» Short task
Write out all the data again, exactly as it stands.

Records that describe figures

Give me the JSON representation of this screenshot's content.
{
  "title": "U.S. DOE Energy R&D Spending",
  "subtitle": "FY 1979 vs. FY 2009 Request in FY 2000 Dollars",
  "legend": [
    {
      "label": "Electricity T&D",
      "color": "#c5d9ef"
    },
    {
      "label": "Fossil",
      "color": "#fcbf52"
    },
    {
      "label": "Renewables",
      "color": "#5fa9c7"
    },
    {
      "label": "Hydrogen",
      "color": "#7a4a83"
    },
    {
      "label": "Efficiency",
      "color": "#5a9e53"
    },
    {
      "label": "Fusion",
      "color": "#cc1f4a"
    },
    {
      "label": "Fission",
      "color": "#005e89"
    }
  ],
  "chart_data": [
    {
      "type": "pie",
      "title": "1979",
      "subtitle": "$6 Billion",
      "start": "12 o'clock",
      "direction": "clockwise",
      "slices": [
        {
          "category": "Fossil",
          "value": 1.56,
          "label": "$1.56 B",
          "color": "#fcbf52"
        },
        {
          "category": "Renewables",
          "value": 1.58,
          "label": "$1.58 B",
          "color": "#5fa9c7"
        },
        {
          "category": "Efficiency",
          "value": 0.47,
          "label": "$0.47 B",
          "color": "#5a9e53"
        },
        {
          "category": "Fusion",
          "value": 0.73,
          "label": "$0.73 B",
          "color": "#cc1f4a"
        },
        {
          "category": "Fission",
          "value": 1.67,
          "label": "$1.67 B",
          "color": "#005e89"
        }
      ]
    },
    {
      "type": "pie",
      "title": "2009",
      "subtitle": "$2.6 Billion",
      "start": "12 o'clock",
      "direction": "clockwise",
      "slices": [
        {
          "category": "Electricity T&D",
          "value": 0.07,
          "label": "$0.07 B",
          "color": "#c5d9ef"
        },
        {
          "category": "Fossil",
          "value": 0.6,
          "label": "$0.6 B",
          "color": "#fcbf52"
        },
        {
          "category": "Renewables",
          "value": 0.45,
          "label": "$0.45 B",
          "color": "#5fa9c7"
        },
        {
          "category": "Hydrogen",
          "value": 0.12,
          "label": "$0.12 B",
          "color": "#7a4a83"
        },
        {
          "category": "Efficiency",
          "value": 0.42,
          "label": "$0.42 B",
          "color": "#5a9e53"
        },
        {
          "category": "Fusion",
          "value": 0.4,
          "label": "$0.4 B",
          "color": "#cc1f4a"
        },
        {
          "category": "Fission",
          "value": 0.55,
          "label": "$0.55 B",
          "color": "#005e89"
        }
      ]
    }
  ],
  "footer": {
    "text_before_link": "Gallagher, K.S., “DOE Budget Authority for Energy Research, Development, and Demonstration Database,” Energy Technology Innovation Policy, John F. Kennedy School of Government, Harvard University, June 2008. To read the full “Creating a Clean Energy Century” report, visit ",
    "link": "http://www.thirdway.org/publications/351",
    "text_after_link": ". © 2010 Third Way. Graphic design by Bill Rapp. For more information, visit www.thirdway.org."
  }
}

» Response to the task
Give me the JSON representation of this screenshot's content.
{
  "title": "U.S. DOE Energy R&D Spending",
  "subtitle": "FY 1979 vs. FY 2009 Request in FY 2000 Dollars",
  "legend": [
    {
      "label": "Electricity T&D",
      "color": "#c5d9ef"
    },
    {
      "label": "Fossil",
      "color": "#fcbf52"
    },
    {
      "label": "Renewables",
      "color": "#5fa9c7"
    },
    {
      "label": "Hydrogen",
      "color": "#7a4a83"
    },
    {
      "label": "Efficiency",
      "color": "#5a9e53"
    },
    {
      "label": "Fusion",
      "color": "#cc1f4a"
    },
    {
      "label": "Fission",
      "color": "#005e89"
    }
  ],
  "chart_data": [
    {
      "type": "pie",
      "title": "1979",
      "subtitle": "$6 Billion",
      "start": "12 o'clock",
      "direction": "clockwise",
      "slices": [
        {
          "category": "Fossil",
          "value": 1.56,
          "label": "$1.56 B",
          "color": "#fcbf52"
        },
        {
          "category": "Renewables",
          "value": 1.58,
          "label": "$1.58 B",
          "color": "#5fa9c7"
        },
        {
          "category": "Efficiency",
          "value": 0.47,
          "label": "$0.47 B",
          "color": "#5a9e53"
        },
        {
          "category": "Fusion",
          "value": 0.73,
          "label": "$0.73 B",
          "color": "#cc1f4a"
        },
        {
          "category": "Fission",
          "value": 1.67,
          "label": "$1.67 B",
          "color": "#005e89"
        }
      ]
    },
    {
      "type": "pie",
      "title": "2009",
      "subtitle": "$2.6 Billion",
      "start": "12 o'clock",
      "direction": "clockwise",
      "slices": [
        {
          "category": "Electricity T&D",
          "value": 0.07,
          "label": "$0.07 B",
          "color": "#c5d9ef"
        },
        {
          "category": "Fossil",
          "value": 0.6,
          "label": "$0.6 B",
          "color": "#fcbf52"
        },
        {
          "category": "Renewables",
          "value": 0.45,
          "label": "$0.45 B",
          "color": "#5fa9c7"
        },
        {
          "category": "Hydrogen",
          "value": 0.12,
          "label": "$0.12 B",
          "color": "#7a4a83"
        },
        {
          "category": "Efficiency",
          "value": 0.42,
          "label": "$0.42 B",
          "color": "#5a9e53"
        },
        {
          "category": "Fusion",
          "value": 0.4,
          "label": "$0.4 B",
          "color": "#cc1f4a"
        },
        {
          "category": "Fission",
          "value": 0.55,
          "label": "$0.55 B",
          "color": "#005e89"
        }
      ]
    }
  ],
  "footer": {
    "text_before_link": "Gallagher, K.S., “DOE Budget Authority for Energy Research, Development, and Demonstration Database,” Energy Technology Innovation Policy, John F. Kennedy School of Government, Harvard University, June 2008. To read the full “Creating a Clean Energy Century” report, visit ",
    "link": "http://www.thirdway.org/publications/351",
    "text_after_link": ". © 2010 Third Way. Graphic design by Bill Rapp. For more information, visit www.thirdway.org."
  }
}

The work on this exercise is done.